▶ [AIM OF THE EXERCISE] Repeat the entire listing exactly.

▶ [STORED RECORDS]
▬▬▬▬▬▬▬▬▬▬
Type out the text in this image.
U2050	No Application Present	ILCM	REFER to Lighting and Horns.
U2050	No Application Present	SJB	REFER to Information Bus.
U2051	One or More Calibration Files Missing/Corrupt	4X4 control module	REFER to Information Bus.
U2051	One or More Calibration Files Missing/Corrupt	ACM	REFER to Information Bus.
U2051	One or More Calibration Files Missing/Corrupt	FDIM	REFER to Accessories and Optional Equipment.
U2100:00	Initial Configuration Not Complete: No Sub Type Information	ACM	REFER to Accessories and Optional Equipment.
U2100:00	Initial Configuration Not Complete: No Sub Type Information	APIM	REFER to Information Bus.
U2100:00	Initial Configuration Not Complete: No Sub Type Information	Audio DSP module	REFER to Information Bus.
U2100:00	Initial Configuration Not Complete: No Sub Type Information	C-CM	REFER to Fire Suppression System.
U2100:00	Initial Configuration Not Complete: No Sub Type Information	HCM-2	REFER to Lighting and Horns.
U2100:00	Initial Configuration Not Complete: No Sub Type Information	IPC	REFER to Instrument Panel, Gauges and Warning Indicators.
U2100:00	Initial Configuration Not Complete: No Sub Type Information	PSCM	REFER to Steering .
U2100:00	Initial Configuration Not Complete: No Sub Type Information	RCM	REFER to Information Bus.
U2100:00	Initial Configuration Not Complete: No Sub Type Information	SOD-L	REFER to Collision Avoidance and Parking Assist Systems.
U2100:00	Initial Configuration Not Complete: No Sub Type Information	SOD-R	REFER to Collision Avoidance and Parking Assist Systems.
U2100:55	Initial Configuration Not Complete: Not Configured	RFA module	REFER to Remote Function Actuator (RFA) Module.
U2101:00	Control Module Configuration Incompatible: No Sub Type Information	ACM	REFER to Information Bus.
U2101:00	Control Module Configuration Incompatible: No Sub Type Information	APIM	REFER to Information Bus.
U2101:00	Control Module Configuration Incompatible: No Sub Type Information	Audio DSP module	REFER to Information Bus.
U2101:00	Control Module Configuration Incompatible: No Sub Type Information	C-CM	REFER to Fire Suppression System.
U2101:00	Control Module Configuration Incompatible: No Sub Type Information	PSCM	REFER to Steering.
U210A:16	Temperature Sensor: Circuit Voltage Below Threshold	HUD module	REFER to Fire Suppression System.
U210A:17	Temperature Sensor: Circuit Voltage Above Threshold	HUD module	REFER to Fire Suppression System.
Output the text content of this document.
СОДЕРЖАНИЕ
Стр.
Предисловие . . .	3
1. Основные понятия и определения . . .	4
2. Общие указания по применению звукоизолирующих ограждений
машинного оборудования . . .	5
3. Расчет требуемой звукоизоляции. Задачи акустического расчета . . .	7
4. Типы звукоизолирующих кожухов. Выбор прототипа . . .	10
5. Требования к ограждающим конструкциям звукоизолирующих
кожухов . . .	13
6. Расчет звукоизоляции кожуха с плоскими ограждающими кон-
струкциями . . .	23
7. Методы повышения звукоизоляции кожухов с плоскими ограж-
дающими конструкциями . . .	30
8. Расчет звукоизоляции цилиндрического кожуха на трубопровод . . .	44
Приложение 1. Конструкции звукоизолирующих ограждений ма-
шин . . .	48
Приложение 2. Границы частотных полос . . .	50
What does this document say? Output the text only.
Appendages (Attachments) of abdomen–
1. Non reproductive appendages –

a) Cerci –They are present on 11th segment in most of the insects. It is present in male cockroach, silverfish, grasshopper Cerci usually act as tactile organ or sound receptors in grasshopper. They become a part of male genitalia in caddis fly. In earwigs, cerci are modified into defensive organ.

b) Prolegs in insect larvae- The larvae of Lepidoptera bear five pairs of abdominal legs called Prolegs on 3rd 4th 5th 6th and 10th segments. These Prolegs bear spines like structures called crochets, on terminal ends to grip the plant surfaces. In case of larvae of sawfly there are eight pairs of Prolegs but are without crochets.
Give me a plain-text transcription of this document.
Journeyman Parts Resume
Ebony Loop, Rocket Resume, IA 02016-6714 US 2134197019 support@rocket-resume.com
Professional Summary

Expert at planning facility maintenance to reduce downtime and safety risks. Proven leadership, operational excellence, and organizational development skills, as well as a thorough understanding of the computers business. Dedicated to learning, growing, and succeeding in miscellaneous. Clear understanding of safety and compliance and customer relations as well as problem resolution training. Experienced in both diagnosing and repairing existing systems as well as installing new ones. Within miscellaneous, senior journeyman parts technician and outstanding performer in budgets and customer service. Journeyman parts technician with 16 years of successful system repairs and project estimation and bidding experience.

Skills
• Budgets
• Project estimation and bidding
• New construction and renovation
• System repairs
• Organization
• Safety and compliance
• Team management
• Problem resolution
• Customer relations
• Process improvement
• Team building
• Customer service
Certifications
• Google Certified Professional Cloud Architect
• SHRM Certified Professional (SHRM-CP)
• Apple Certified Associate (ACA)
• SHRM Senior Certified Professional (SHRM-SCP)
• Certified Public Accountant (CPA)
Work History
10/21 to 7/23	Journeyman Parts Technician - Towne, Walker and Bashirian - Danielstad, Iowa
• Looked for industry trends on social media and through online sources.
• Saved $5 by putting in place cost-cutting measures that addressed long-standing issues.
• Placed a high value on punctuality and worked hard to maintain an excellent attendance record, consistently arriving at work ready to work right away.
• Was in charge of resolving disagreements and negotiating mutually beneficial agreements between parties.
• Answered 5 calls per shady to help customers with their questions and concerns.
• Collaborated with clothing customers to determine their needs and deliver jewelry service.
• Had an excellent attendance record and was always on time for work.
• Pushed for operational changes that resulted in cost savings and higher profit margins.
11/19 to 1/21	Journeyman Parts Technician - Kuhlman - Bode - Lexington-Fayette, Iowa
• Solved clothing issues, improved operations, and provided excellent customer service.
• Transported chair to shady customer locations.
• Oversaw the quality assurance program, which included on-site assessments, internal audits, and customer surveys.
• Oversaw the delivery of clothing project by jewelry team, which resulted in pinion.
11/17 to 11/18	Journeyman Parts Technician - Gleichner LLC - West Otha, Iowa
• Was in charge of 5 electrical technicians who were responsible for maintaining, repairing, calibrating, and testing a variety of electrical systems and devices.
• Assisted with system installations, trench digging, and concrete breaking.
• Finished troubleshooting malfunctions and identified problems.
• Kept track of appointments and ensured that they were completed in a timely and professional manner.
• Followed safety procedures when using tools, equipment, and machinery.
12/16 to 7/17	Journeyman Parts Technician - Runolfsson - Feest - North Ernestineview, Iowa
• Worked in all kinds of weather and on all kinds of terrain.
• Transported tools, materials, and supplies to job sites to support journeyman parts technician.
▬▬▬▬▬▬▬▬▬▬
▶ [ANSWER IN FULL]
Type out the text in this image.
U2050	No Application Present	ILCM	REFER to Lighting and Horns.
U2050	No Application Present	SJB	REFER to Information Bus.
U2051	One or More Calibration Files Missing/Corrupt	4X4 control module	REFER to Information Bus.
U2051	One or More Calibration Files Missing/Corrupt	ACM	REFER to Information Bus.
U2051	One or More Calibration Files Missing/Corrupt	FDIM	REFER to Accessories and Optional Equipment.
U2100:00	Initial Configuration Not Complete: No Sub Type Information	ACM	REFER to Accessories and Optional Equipment.
U2100:00	Initial Configuration Not Complete: No Sub Type Information	APIM	REFER to Information Bus.
U2100:00	Initial Configuration Not Complete: No Sub Type Information	Audio DSP module	REFER to Information Bus.
U2100:00	Initial Configuration Not Complete: No Sub Type Information	C-CM	REFER to Fire Suppression System.
U2100:00	Initial Configuration Not Complete: No Sub Type Information	HCM-2	REFER to Lighting and Horns.
U2100:00	Initial Configuration Not Complete: No Sub Type Information	IPC	REFER to Instrument Panel, Gauges and Warning Indicators.
U2100:00	Initial Configuration Not Complete: No Sub Type Information	PSCM	REFER to Steering .
U2100:00	Initial Configuration Not Complete: No Sub Type Information	RCM	REFER to Information Bus.
U2100:00	Initial Configuration Not Complete: No Sub Type Information	SOD-L	REFER to Collision Avoidance and Parking Assist Systems.
U2100:00	Initial Configuration Not Complete: No Sub Type Information	SOD-R	REFER to Collision Avoidance and Parking Assist Systems.
U2100:55	Initial Configuration Not Complete: Not Configured	RFA module	REFER to Remote Function Actuator (RFA) Module.
U2101:00	Control Module Configuration Incompatible: No Sub Type Information	ACM	REFER to Information Bus.
U2101:00	Control Module Configuration Incompatible: No Sub Type Information	APIM	REFER to Information Bus.
U2101:00	Control Module Configuration Incompatible: No Sub Type Information	Audio DSP module	REFER to Information Bus.
U2101:00	Control Module Configuration Incompatible: No Sub Type Information	C-CM	REFER to Fire Suppression System.
U2101:00	Control Module Configuration Incompatible: No Sub Type Information	PSCM	REFER to Steering.
U210A:16	Temperature Sensor: Circuit Voltage Below Threshold	HUD module	REFER to Fire Suppression System.
U210A:17	Temperature Sensor: Circuit Voltage Above Threshold	HUD module	REFER to Fire Suppression System.
Output the text content of this document.
СОДЕРЖАНИЕ
Стр.
Предисловие . . .	3
1. Основные понятия и определения . . .	4
2. Общие указания по применению звукоизолирующих ограждений
машинного оборудования . . .	5
3. Расчет требуемой звукоизоляции. Задачи акустического расчета . . .	7
4. Типы звукоизолирующих кожухов. Выбор прототипа . . .	10
5. Требования к ограждающим конструкциям звукоизолирующих
кожухов . . .	13
6. Расчет звукоизоляции кожуха с плоскими ограждающими кон-
струкциями . . .	23
7. Методы повышения звукоизоляции кожухов с плоскими ограж-
дающими конструкциями . . .	30
8. Расчет звукоизоляции цилиндрического кожуха на трубопровод . . .	44
Приложение 1. Конструкции звукоизолирующих ограждений ма-
шин . . .	48
Приложение 2. Границы частотных полос . . .	50
What does this document say? Output the text only.
Appendages (Attachments) of abdomen–
1. Non reproductive appendages –

a) Cerci –They are present on 11th segment in most of the insects. It is present in male cockroach, silverfish, grasshopper Cerci usually act as tactile organ or sound receptors in grasshopper. They become a part of male genitalia in caddis fly. In earwigs, cerci are modified into defensive organ.

b) Prolegs in insect larvae- The larvae of Lepidoptera bear five pairs of abdominal legs called Prolegs on 3rd 4th 5th 6th and 10th segments. These Prolegs bear spines like structures called crochets, on terminal ends to grip the plant surfaces. In case of larvae of sawfly there are eight pairs of Prolegs but are without crochets.
Give me a plain-text transcription of this document.
Journeyman Parts Resume
Ebony Loop, Rocket Resume, IA 02016-6714 US 2134197019 support@rocket-resume.com
Professional Summary

Expert at planning facility maintenance to reduce downtime and safety risks. Proven leadership, operational excellence, and organizational development skills, as well as a thorough understanding of the computers business. Dedicated to learning, growing, and succeeding in miscellaneous. Clear understanding of safety and compliance and customer relations as well as problem resolution training. Experienced in both diagnosing and repairing existing systems as well as installing new ones. Within miscellaneous, senior journeyman parts technician and outstanding performer in budgets and customer service. Journeyman parts technician with 16 years of successful system repairs and project estimation and bidding experience.

Skills
• Budgets
• Project estimation and bidding
• New construction and renovation
• System repairs
• Organization
• Safety and compliance
• Team management
• Problem resolution
• Customer relations
• Process improvement
• Team building
• Customer service
Certifications
• Google Certified Professional Cloud Architect
• SHRM Certified Professional (SHRM-CP)
• Apple Certified Associate (ACA)
• SHRM Senior Certified Professional (SHRM-SCP)
• Certified Public Accountant (CPA)
Work History
10/21 to 7/23	Journeyman Parts Technician - Towne, Walker and Bashirian - Danielstad, Iowa
• Looked for industry trends on social media and through online sources.
• Saved $5 by putting in place cost-cutting measures that addressed long-standing issues.
• Placed a high value on punctuality and worked hard to maintain an excellent attendance record, consistently arriving at work ready to work right away.
• Was in charge of resolving disagreements and negotiating mutually beneficial agreements between parties.
• Answered 5 calls per shady to help customers with their questions and concerns.
• Collaborated with clothing customers to determine their needs and deliver jewelry service.
• Had an excellent attendance record and was always on time for work.
• Pushed for operational changes that resulted in cost savings and higher profit margins.
11/19 to 1/21	Journeyman Parts Technician - Kuhlman - Bode - Lexington-Fayette, Iowa
• Solved clothing issues, improved operations, and provided excellent customer service.
• Transported chair to shady customer locations.
• Oversaw the quality assurance program, which included on-site assessments, internal audits, and customer surveys.
• Oversaw the delivery of clothing project by jewelry team, which resulted in pinion.
11/17 to 11/18	Journeyman Parts Technician - Gleichner LLC - West Otha, Iowa
• Was in charge of 5 electrical technicians who were responsible for maintaining, repairing, calibrating, and testing a variety of electrical systems and devices.
• Assisted with system installations, trench digging, and concrete breaking.
• Finished troubleshooting malfunctions and identified problems.
• Kept track of appointments and ensured that they were completed in a timely and professional manner.
• Followed safety procedures when using tools, equipment, and machinery.
12/16 to 7/17	Journeyman Parts Technician - Runolfsson - Feest - North Ernestineview, Iowa
• Worked in all kinds of weather and on all kinds of terrain.
• Transported tools, materials, and supplies to job sites to support journeyman parts technician.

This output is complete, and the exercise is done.